> **Instruction**
Pull each line holding "areas" out of the entries below.

═══ Items

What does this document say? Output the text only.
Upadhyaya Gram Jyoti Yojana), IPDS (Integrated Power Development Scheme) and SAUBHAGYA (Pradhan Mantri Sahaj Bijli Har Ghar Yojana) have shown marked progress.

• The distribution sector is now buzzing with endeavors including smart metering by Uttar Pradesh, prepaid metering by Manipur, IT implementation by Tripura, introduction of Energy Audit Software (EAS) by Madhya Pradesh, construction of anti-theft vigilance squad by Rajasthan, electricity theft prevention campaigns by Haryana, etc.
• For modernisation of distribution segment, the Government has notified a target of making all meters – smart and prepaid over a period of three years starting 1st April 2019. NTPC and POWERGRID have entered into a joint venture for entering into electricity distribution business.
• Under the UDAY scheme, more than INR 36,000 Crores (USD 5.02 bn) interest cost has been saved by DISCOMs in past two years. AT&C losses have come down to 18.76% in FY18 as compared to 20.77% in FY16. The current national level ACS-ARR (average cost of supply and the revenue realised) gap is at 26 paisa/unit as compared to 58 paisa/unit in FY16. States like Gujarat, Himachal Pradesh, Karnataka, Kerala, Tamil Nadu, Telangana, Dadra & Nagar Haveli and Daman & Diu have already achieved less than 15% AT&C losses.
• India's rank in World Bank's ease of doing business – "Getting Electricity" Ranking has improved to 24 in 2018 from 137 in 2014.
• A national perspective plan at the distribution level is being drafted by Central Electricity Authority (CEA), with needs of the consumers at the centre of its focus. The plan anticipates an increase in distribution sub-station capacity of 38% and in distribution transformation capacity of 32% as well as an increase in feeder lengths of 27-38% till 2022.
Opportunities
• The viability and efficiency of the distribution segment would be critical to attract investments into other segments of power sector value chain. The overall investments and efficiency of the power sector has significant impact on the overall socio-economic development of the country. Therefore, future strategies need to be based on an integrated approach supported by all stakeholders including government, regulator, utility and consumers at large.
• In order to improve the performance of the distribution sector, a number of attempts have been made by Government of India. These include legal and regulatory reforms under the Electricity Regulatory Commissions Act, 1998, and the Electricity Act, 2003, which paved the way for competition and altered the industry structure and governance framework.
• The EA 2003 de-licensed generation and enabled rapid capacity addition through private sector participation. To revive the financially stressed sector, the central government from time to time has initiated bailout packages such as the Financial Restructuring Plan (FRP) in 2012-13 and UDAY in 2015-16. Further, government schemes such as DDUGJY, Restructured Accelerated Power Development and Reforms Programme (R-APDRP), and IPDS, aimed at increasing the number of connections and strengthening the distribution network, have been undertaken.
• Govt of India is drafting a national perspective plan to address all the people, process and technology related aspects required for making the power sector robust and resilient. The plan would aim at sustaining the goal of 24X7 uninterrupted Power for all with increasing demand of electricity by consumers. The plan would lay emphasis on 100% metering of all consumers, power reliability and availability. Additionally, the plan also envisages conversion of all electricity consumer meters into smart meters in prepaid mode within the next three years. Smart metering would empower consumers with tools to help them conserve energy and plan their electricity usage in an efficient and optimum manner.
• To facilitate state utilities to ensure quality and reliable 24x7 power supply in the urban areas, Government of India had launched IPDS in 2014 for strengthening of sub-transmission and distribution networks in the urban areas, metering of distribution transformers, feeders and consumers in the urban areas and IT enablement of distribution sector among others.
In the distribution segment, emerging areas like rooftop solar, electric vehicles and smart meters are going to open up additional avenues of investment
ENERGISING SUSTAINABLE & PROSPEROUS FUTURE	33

══════

> **Correct answer**
• To facilitate state utilities to ensure quality and reliable 24x7 power supply in the urban areas, Government of India had launched IPDS in 2014 for strengthening of sub-transmission and distribution networks in the urban areas, metering of distribution transformers, feeders and consumers in the urban areas and IT enablement of distribution sector among others.
In the distribution segment, emerging areas like rooftop solar, electric vehicles and smart meters are going to open up additional avenues of investment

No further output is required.